§ **Challenge**
In the copy, include every entry exactly but none of the pictures.

§ **Data**
— begin —
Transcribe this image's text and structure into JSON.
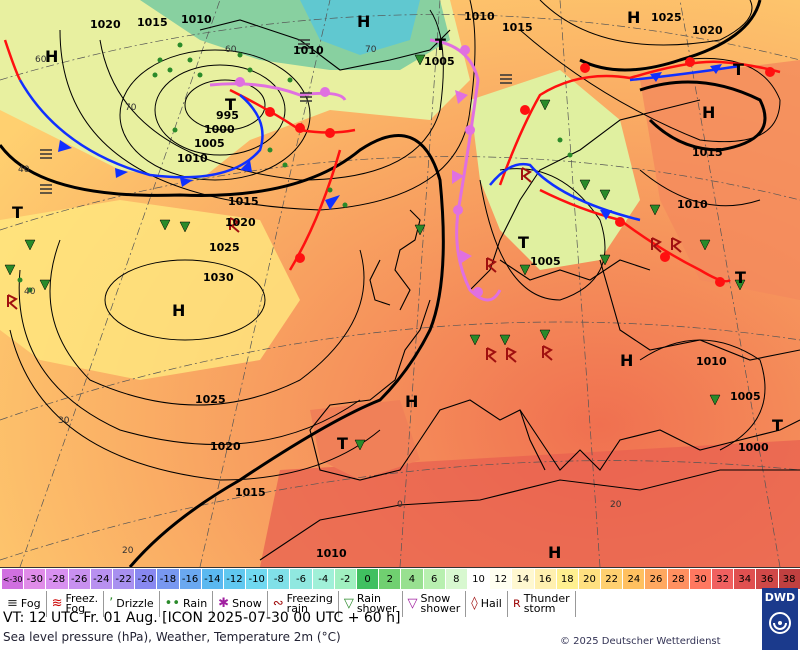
{
  "map": {
    "pressure_labels": [
      {
        "text": "1020",
        "k": "a"
      },
      {
        "text": "1015",
        "k": "b"
      },
      {
        "text": "1010",
        "k": "c"
      },
      {
        "text": "1010",
        "k": "d"
      },
      {
        "text": "1005",
        "k": "e"
      },
      {
        "text": "1010",
        "k": "f"
      },
      {
        "text": "1015",
        "k": "g"
      },
      {
        "text": "1025",
        "k": "h"
      },
      {
        "text": "1020",
        "k": "i"
      },
      {
        "text": "995",
        "k": "j"
      },
      {
        "text": "1000",
        "k": "k"
      },
      {
        "text": "1005",
        "k": "l"
      },
      {
        "text": "1010",
        "k": "m"
      },
      {
        "text": "1015",
        "k": "n"
      },
      {
        "text": "1020",
        "k": "o"
      },
      {
        "text": "1025",
        "k": "p"
      },
      {
        "text": "1030",
        "k": "q"
      },
      {
        "text": "1015",
        "k": "r"
      },
      {
        "text": "1010",
        "k": "s"
      },
      {
        "text": "1005",
        "k": "t"
      },
      {
        "text": "1010",
        "k": "u"
      },
      {
        "text": "1005",
        "k": "v"
      },
      {
        "text": "1000",
        "k": "w"
      },
      {
        "text": "1025",
        "k": "x"
      },
      {
        "text": "1020",
        "k": "y"
      },
      {
        "text": "1015",
        "k": "z"
      },
      {
        "text": "1010",
        "k": "aa"
      }
    ],
    "centers": [
      "H",
      "H",
      "T",
      "T",
      "H",
      "T",
      "H",
      "T",
      "H",
      "H",
      "T",
      "T",
      "H",
      "T",
      "T",
      "H"
    ],
    "lat_labels": [
      "60",
      "70",
      "60",
      "40",
      "70",
      "40",
      "30",
      "20",
      "0",
      "20"
    ]
  },
  "legend": {
    "temp_scale": [
      "<-30",
      "-30",
      "-28",
      "-26",
      "-24",
      "-22",
      "-20",
      "-18",
      "-16",
      "-14",
      "-12",
      "-10",
      "-8",
      "-6",
      "-4",
      "-2",
      "0",
      "2",
      "4",
      "6",
      "8",
      "10",
      "12",
      "14",
      "16",
      "18",
      "20",
      "22",
      "24",
      "26",
      "28",
      "30",
      "32",
      "34",
      "36",
      "38",
      "≥40 °C"
    ],
    "temp_colors": [
      "#d070e0",
      "#e08ce8",
      "#d890f0",
      "#c890f0",
      "#b890f0",
      "#a890f0",
      "#8888f0",
      "#7898f0",
      "#6aa8f0",
      "#5ab8f0",
      "#60c8f0",
      "#70d8f0",
      "#80e0e8",
      "#90e8e0",
      "#a0f0d8",
      "#a0f0c0",
      "#40c060",
      "#70d070",
      "#98e090",
      "#b8f0b0",
      "#d8f8d0",
      "#ffffff",
      "#fffff0",
      "#fff8d0",
      "#fff0b0",
      "#fff090",
      "#ffe080",
      "#ffd070",
      "#ffc060",
      "#ffa860",
      "#ff9060",
      "#ff7860",
      "#f06060",
      "#e05050",
      "#d04848",
      "#c04040",
      "#b83838"
    ],
    "weather": [
      {
        "label": "Fog",
        "sym": "≡"
      },
      {
        "label": "Freez.\nFog",
        "sym": "≋"
      },
      {
        "label": "Drizzle",
        "sym": "ʼ"
      },
      {
        "label": "Rain",
        "sym": "••"
      },
      {
        "label": "Snow",
        "sym": "✱"
      },
      {
        "label": "Freezing\nrain",
        "sym": "∾"
      },
      {
        "label": "Rain\nshower",
        "sym": "▽"
      },
      {
        "label": "Snow\nshower",
        "sym": "▽"
      },
      {
        "label": "Hail",
        "sym": "◊"
      },
      {
        "label": "Thunder\nstorm",
        "sym": "ʀ"
      }
    ],
    "valid_time": "VT: 12 UTC Fr.  01 Aug. [ICON 2025-07-30  00 UTC + 60 h]",
    "subtitle": "Sea level pressure (hPa), Weather, Temperature 2m (°C)",
    "copyright": "© 2025 Deutscher Wetterdienst",
    "logo": "DWD"
  }
}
— end —
§ **Exercise result**
Transcribe this image's text and structure into JSON.
{
  "map": {
    "pressure_labels": [
      {
        "text": "1020",
        "k": "a"
      },
      {
        "text": "1015",
        "k": "b"
      },
      {
        "text": "1010",
        "k": "c"
      },
      {
        "text": "1010",
        "k": "d"
      },
      {
        "text": "1005",
        "k": "e"
      },
      {
        "text": "1010",
        "k": "f"
      },
      {
        "text": "1015",
        "k": "g"
      },
      {
        "text": "1025",
        "k": "h"
      },
      {
        "text": "1020",
        "k": "i"
      },
      {
        "text": "995",
        "k": "j"
      },
      {
        "text": "1000",
        "k": "k"
      },
      {
        "text": "1005",
        "k": "l"
      },
      {
        "text": "1010",
        "k": "m"
      },
      {
        "text": "1015",
        "k": "n"
      },
      {
        "text": "1020",
        "k": "o"
      },
      {
        "text": "1025",
        "k": "p"
      },
      {
        "text": "1030",
        "k": "q"
      },
      {
        "text": "1015",
        "k": "r"
      },
      {
        "text": "1010",
        "k": "s"
      },
      {
        "text": "1005",
        "k": "t"
      },
      {
        "text": "1010",
        "k": "u"
      },
      {
        "text": "1005",
        "k": "v"
      },
      {
        "text": "1000",
        "k": "w"
      },
      {
        "text": "1025",
        "k": "x"
      },
      {
        "text": "1020",
        "k": "y"
      },
      {
        "text": "1015",
        "k": "z"
      },
      {
        "text": "1010",
        "k": "aa"
      }
    ],
    "centers": [
      "H",
      "H",
      "T",
      "T",
      "H",
      "T",
      "H",
      "T",
      "H",
      "H",
      "T",
      "T",
      "H",
      "T",
      "T",
      "H"
    ],
    "lat_labels": [
      "60",
      "70",
      "60",
      "40",
      "70",
      "40",
      "30",
      "20",
      "0",
      "20"
    ]
  },
  "legend": {
    "temp_scale": [
      "<-30",
      "-30",
      "-28",
      "-26",
      "-24",
      "-22",
      "-20",
      "-18",
      "-16",
      "-14",
      "-12",
      "-10",
      "-8",
      "-6",
      "-4",
      "-2",
      "0",
      "2",
      "4",
      "6",
      "8",
      "10",
      "12",
      "14",
      "16",
      "18",
      "20",
      "22",
      "24",
      "26",
      "28",
      "30",
      "32",
      "34",
      "36",
      "38",
      "≥40 °C"
    ],
    "temp_colors": [
      "#d070e0",
      "#e08ce8",
      "#d890f0",
      "#c890f0",
      "#b890f0",
      "#a890f0",
      "#8888f0",
      "#7898f0",
      "#6aa8f0",
      "#5ab8f0",
      "#60c8f0",
      "#70d8f0",
      "#80e0e8",
      "#90e8e0",
      "#a0f0d8",
      "#a0f0c0",
      "#40c060",
      "#70d070",
      "#98e090",
      "#b8f0b0",
      "#d8f8d0",
      "#ffffff",
      "#fffff0",
      "#fff8d0",
      "#fff0b0",
      "#fff090",
      "#ffe080",
      "#ffd070",
      "#ffc060",
      "#ffa860",
      "#ff9060",
      "#ff7860",
      "#f06060",
      "#e05050",
      "#d04848",
      "#c04040",
      "#b83838"
    ],
    "weather": [
      {
        "label": "Fog",
        "sym": "≡"
      },
      {
        "label": "Freez.\nFog",
        "sym": "≋"
      },
      {
        "label": "Drizzle",
        "sym": "ʼ"
      },
      {
        "label": "Rain",
        "sym": "••"
      },
      {
        "label": "Snow",
        "sym": "✱"
      },
      {
        "label": "Freezing\nrain",
        "sym": "∾"
      },
      {
        "label": "Rain\nshower",
        "sym": "▽"
      },
      {
        "label": "Snow\nshower",
        "sym": "▽"
      },
      {
        "label": "Hail",
        "sym": "◊"
      },
      {
        "label": "Thunder\nstorm",
        "sym": "ʀ"
      }
    ],
    "valid_time": "VT: 12 UTC Fr.  01 Aug. [ICON 2025-07-30  00 UTC + 60 h]",
    "subtitle": "Sea level pressure (hPa), Weather, Temperature 2m (°C)",
    "copyright": "© 2025 Deutscher Wetterdienst",
    "logo": "DWD"
  }
}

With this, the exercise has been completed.